(Dataset items)

--- Begin ---

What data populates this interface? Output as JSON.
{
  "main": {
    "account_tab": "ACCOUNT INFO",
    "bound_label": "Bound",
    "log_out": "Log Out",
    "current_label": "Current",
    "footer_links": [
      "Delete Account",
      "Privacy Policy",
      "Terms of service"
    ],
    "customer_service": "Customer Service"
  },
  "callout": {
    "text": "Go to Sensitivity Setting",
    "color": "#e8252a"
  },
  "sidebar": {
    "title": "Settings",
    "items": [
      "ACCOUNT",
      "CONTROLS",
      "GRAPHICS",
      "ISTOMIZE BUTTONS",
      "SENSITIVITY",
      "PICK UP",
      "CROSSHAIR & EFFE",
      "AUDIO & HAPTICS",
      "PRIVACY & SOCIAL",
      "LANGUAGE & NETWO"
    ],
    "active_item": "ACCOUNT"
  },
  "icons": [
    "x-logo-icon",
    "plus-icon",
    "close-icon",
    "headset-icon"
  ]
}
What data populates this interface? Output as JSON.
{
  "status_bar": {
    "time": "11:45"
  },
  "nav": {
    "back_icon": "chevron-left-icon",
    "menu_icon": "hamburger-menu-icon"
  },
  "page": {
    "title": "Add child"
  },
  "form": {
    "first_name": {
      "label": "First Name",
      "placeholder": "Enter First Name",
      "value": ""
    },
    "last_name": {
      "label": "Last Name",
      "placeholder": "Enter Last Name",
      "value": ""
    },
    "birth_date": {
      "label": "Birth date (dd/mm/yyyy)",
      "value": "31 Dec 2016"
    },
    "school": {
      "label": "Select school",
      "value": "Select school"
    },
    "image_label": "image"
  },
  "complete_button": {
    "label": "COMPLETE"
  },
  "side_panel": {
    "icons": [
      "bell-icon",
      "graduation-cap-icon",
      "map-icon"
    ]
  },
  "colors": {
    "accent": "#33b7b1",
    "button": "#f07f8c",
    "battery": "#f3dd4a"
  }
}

--- End ---

WHAT YOU WILL DO: Take the listing above and set it down exactly.

EXERCISE SOLUTION:
What data populates this interface? Output as JSON.
{
  "main": {
    "account_tab": "ACCOUNT INFO",
    "bound_label": "Bound",
    "log_out": "Log Out",
    "current_label": "Current",
    "footer_links": [
      "Delete Account",
      "Privacy Policy",
      "Terms of service"
    ],
    "customer_service": "Customer Service"
  },
  "callout": {
    "text": "Go to Sensitivity Setting",
    "color": "#e8252a"
  },
  "sidebar": {
    "title": "Settings",
    "items": [
      "ACCOUNT",
      "CONTROLS",
      "GRAPHICS",
      "ISTOMIZE BUTTONS",
      "SENSITIVITY",
      "PICK UP",
      "CROSSHAIR & EFFE",
      "AUDIO & HAPTICS",
      "PRIVACY & SOCIAL",
      "LANGUAGE & NETWO"
    ],
    "active_item": "ACCOUNT"
  },
  "icons": [
    "x-logo-icon",
    "plus-icon",
    "close-icon",
    "headset-icon"
  ]
}
What data populates this interface? Output as JSON.
{
  "status_bar": {
    "time": "11:45"
  },
  "nav": {
    "back_icon": "chevron-left-icon",
    "menu_icon": "hamburger-menu-icon"
  },
  "page": {
    "title": "Add child"
  },
  "form": {
    "first_name": {
      "label": "First Name",
      "placeholder": "Enter First Name",
      "value": ""
    },
    "last_name": {
      "label": "Last Name",
      "placeholder": "Enter Last Name",
      "value": ""
    },
    "birth_date": {
      "label": "Birth date (dd/mm/yyyy)",
      "value": "31 Dec 2016"
    },
    "school": {
      "label": "Select school",
      "value": "Select school"
    },
    "image_label": "image"
  },
  "complete_button": {
    "label": "COMPLETE"
  },
  "side_panel": {
    "icons": [
      "bell-icon",
      "graduation-cap-icon",
      "map-icon"
    ]
  },
  "colors": {
    "accent": "#33b7b1",
    "button": "#f07f8c",
    "battery": "#f3dd4a"
  }
}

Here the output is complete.